[Data listing]
↓↓↓

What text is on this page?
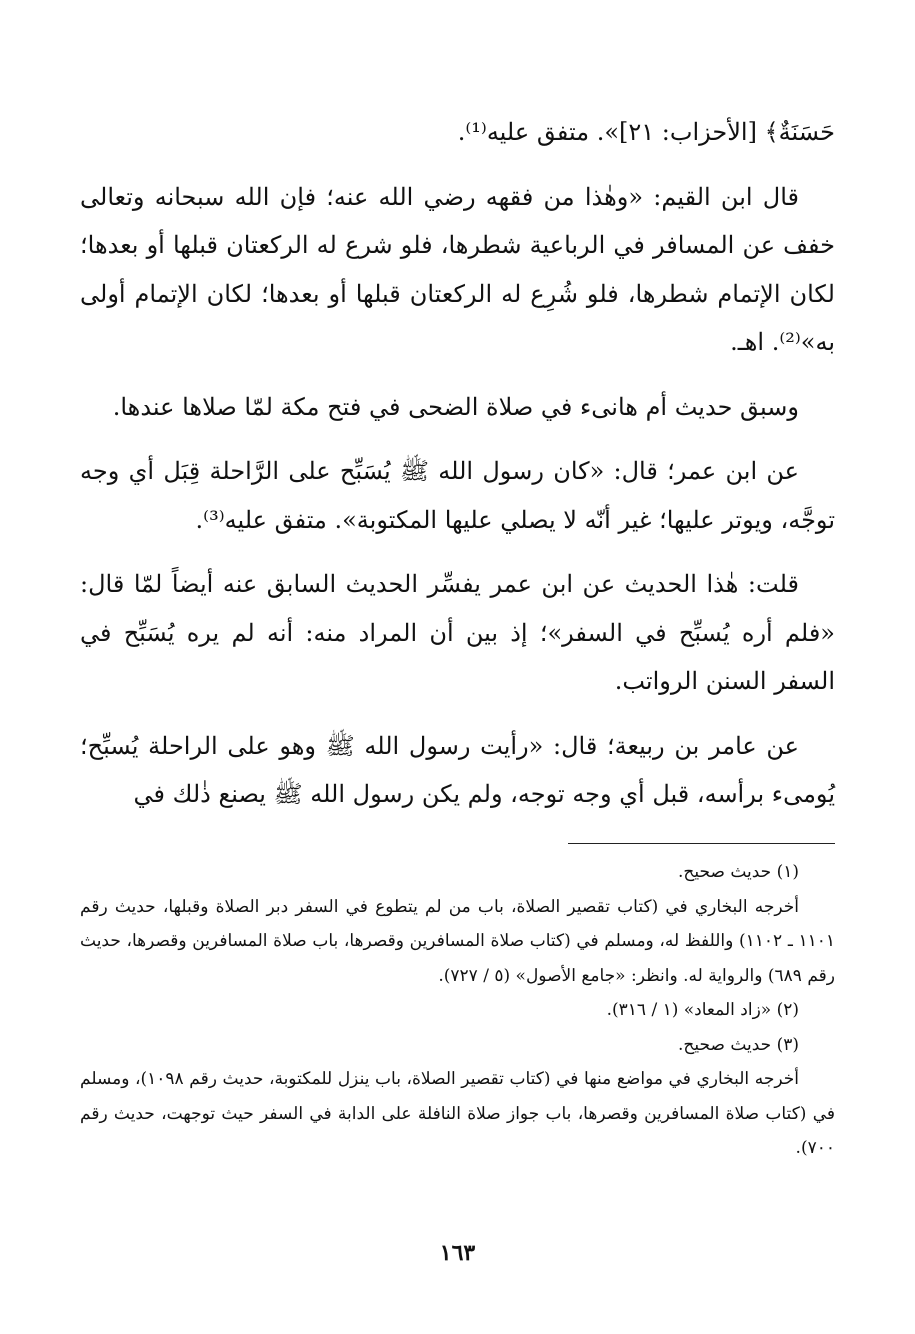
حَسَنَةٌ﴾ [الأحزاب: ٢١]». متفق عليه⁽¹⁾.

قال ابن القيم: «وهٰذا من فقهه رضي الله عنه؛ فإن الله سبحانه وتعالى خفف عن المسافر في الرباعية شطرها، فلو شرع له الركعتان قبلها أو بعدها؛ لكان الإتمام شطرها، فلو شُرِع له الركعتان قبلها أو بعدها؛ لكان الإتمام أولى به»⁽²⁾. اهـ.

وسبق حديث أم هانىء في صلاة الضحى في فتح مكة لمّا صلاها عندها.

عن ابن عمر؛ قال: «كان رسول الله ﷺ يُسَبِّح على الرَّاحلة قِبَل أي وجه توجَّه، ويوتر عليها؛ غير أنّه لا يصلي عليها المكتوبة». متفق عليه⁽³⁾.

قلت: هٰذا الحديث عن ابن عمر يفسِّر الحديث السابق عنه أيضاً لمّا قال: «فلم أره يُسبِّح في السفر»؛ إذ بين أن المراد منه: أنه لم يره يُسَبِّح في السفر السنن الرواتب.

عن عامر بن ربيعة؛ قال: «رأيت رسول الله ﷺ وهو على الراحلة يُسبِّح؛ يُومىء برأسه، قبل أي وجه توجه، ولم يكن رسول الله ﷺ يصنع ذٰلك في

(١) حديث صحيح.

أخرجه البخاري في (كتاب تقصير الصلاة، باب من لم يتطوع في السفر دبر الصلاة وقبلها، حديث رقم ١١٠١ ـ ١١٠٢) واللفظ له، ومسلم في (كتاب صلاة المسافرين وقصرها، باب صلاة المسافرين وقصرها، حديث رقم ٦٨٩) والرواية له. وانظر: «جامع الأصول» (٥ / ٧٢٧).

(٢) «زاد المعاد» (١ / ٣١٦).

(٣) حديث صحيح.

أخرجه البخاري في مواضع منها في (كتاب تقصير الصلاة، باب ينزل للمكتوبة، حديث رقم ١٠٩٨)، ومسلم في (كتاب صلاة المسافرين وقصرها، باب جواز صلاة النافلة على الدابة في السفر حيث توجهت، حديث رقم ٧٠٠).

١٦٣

↑↑↑

## YOUR TASK:
Each entry gets copied exactly; the pictures stay out.

## ANSWER TO THIS PROBLEM:
What text is on this page?
حَسَنَةٌ﴾ [الأحزاب: ٢١]». متفق عليه⁽¹⁾.

قال ابن القيم: «وهٰذا من فقهه رضي الله عنه؛ فإن الله سبحانه وتعالى خفف عن المسافر في الرباعية شطرها، فلو شرع له الركعتان قبلها أو بعدها؛ لكان الإتمام شطرها، فلو شُرِع له الركعتان قبلها أو بعدها؛ لكان الإتمام أولى به»⁽²⁾. اهـ.

وسبق حديث أم هانىء في صلاة الضحى في فتح مكة لمّا صلاها عندها.

عن ابن عمر؛ قال: «كان رسول الله ﷺ يُسَبِّح على الرَّاحلة قِبَل أي وجه توجَّه، ويوتر عليها؛ غير أنّه لا يصلي عليها المكتوبة». متفق عليه⁽³⁾.

قلت: هٰذا الحديث عن ابن عمر يفسِّر الحديث السابق عنه أيضاً لمّا قال: «فلم أره يُسبِّح في السفر»؛ إذ بين أن المراد منه: أنه لم يره يُسَبِّح في السفر السنن الرواتب.

عن عامر بن ربيعة؛ قال: «رأيت رسول الله ﷺ وهو على الراحلة يُسبِّح؛ يُومىء برأسه، قبل أي وجه توجه، ولم يكن رسول الله ﷺ يصنع ذٰلك في

(١) حديث صحيح.

أخرجه البخاري في (كتاب تقصير الصلاة، باب من لم يتطوع في السفر دبر الصلاة وقبلها، حديث رقم ١١٠١ ـ ١١٠٢) واللفظ له، ومسلم في (كتاب صلاة المسافرين وقصرها، باب صلاة المسافرين وقصرها، حديث رقم ٦٨٩) والرواية له. وانظر: «جامع الأصول» (٥ / ٧٢٧).

(٢) «زاد المعاد» (١ / ٣١٦).

(٣) حديث صحيح.

أخرجه البخاري في مواضع منها في (كتاب تقصير الصلاة، باب ينزل للمكتوبة، حديث رقم ١٠٩٨)، ومسلم في (كتاب صلاة المسافرين وقصرها، باب جواز صلاة النافلة على الدابة في السفر حيث توجهت، حديث رقم ٧٠٠).

١٦٣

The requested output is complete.